[Extracted data entries]
********

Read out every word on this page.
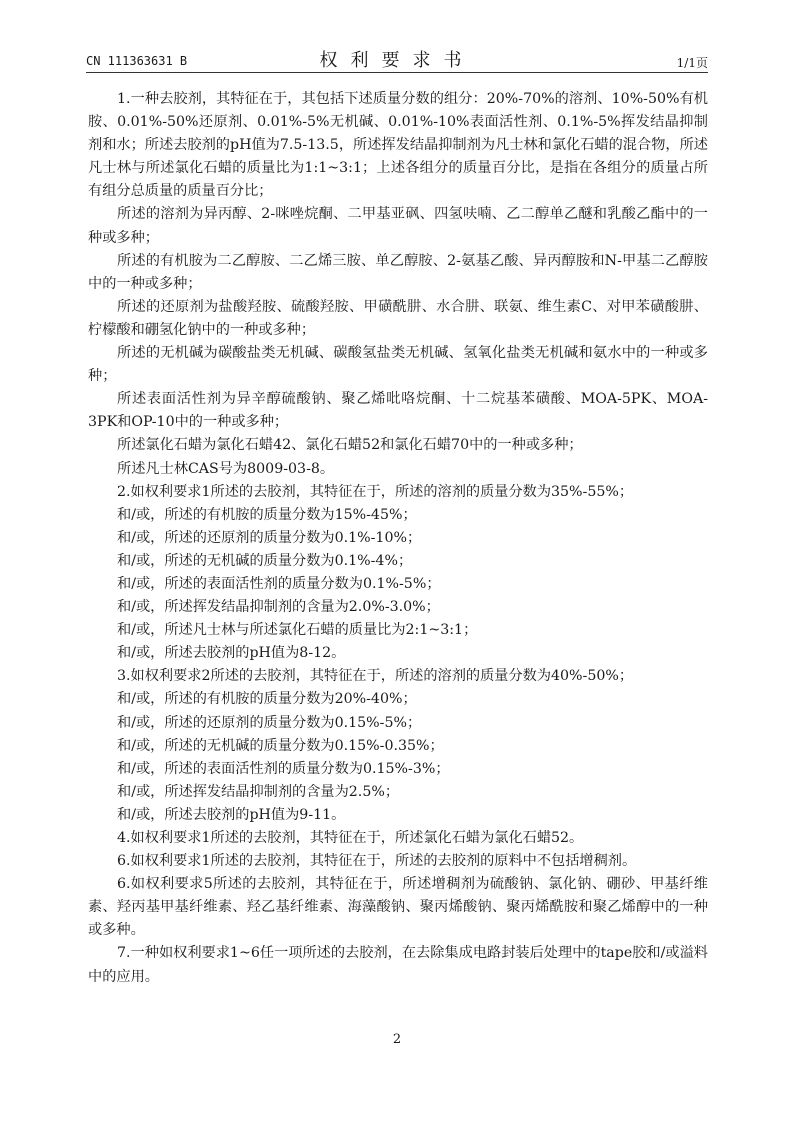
CN 111363631 B	权利要求书	1/1页

1.一种去胶剂，其特征在于，其包括下述质量分数的组分：20%-70%的溶剂、10%-50%有机胺、0.01%-50%还原剂、0.01%-5%无机碱、0.01%-10%表面活性剂、0.1%-5%挥发结晶抑制剂和水；所述去胶剂的pH值为7.5-13.5，所述挥发结晶抑制剂为凡士林和氯化石蜡的混合物，所述凡士林与所述氯化石蜡的质量比为1:1~3:1；上述各组分的质量百分比，是指在各组分的质量占所有组分总质量的质量百分比；

所述的溶剂为异丙醇、2-咪唑烷酮、二甲基亚砜、四氢呋喃、乙二醇单乙醚和乳酸乙酯中的一种或多种；

所述的有机胺为二乙醇胺、二乙烯三胺、单乙醇胺、2-氨基乙酸、异丙醇胺和N-甲基二乙醇胺中的一种或多种；

所述的还原剂为盐酸羟胺、硫酸羟胺、甲磺酰肼、水合肼、联氨、维生素C、对甲苯磺酸肼、柠檬酸和硼氢化钠中的一种或多种；

所述的无机碱为碳酸盐类无机碱、碳酸氢盐类无机碱、氢氧化盐类无机碱和氨水中的一种或多种；

所述表面活性剂为异辛醇硫酸钠、聚乙烯吡咯烷酮、十二烷基苯磺酸、MOA-5PK、MOA-3PK和OP-10中的一种或多种；

所述氯化石蜡为氯化石蜡42、氯化石蜡52和氯化石蜡70中的一种或多种；

所述凡士林CAS号为8009-03-8。

2.如权利要求1所述的去胶剂，其特征在于，所述的溶剂的质量分数为35%-55%；

和/或，所述的有机胺的质量分数为15%-45%；

和/或，所述的还原剂的质量分数为0.1%-10%；

和/或，所述的无机碱的质量分数为0.1%-4%；

和/或，所述的表面活性剂的质量分数为0.1%-5%；

和/或，所述挥发结晶抑制剂的含量为2.0%-3.0%；

和/或，所述凡士林与所述氯化石蜡的质量比为2:1~3:1；

和/或，所述去胶剂的pH值为8-12。

3.如权利要求2所述的去胶剂，其特征在于，所述的溶剂的质量分数为40%-50%；

和/或，所述的有机胺的质量分数为20%-40%；

和/或，所述的还原剂的质量分数为0.15%-5%；

和/或，所述的无机碱的质量分数为0.15%-0.35%；

和/或，所述的表面活性剂的质量分数为0.15%-3%；

和/或，所述挥发结晶抑制剂的含量为2.5%；

和/或，所述去胶剂的pH值为9-11。

4.如权利要求1所述的去胶剂，其特征在于，所述氯化石蜡为氯化石蜡52。

6.如权利要求1所述的去胶剂，其特征在于，所述的去胶剂的原料中不包括增稠剂。

6.如权利要求5所述的去胶剂，其特征在于，所述增稠剂为硫酸钠、氯化钠、硼砂、甲基纤维素、羟丙基甲基纤维素、羟乙基纤维素、海藻酸钠、聚丙烯酸钠、聚丙烯酰胺和聚乙烯醇中的一种或多种。

7.一种如权利要求1~6任一项所述的去胶剂，在去除集成电路封装后处理中的tape胶和/或溢料中的应用。

2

********

WHAT THIS TASK INVOLVES: From the data above, gather every line that includes the word "其特征在于".

ANSWER FOR THIS EXERCISE:
1.一种去胶剂，其特征在于，其包括下述质量分数的组分：20%-70%的溶剂、10%-50%有机胺、0.01%-50%还原剂、0.01%-5%无机碱、0.01%-10%表面活性剂、0.1%-5%挥发结晶抑制剂和水；所述去胶剂的pH值为7.5-13.5，所述挥发结晶抑制剂为凡士林和氯化石蜡的混合物，所述凡士林与所述氯化石蜡的质量比为1:1~3:1；上述各组分的质量百分比，是指在各组分的质量占所有组分总质量的质量百分比；
2.如权利要求1所述的去胶剂，其特征在于，所述的溶剂的质量分数为35%-55%；
3.如权利要求2所述的去胶剂，其特征在于，所述的溶剂的质量分数为40%-50%；
4.如权利要求1所述的去胶剂，其特征在于，所述氯化石蜡为氯化石蜡52。
6.如权利要求1所述的去胶剂，其特征在于，所述的去胶剂的原料中不包括增稠剂。
6.如权利要求5所述的去胶剂，其特征在于，所述增稠剂为硫酸钠、氯化钠、硼砂、甲基纤维素、羟丙基甲基纤维素、羟乙基纤维素、海藻酸钠、聚丙烯酸钠、聚丙烯酰胺和聚乙烯醇中的一种或多种。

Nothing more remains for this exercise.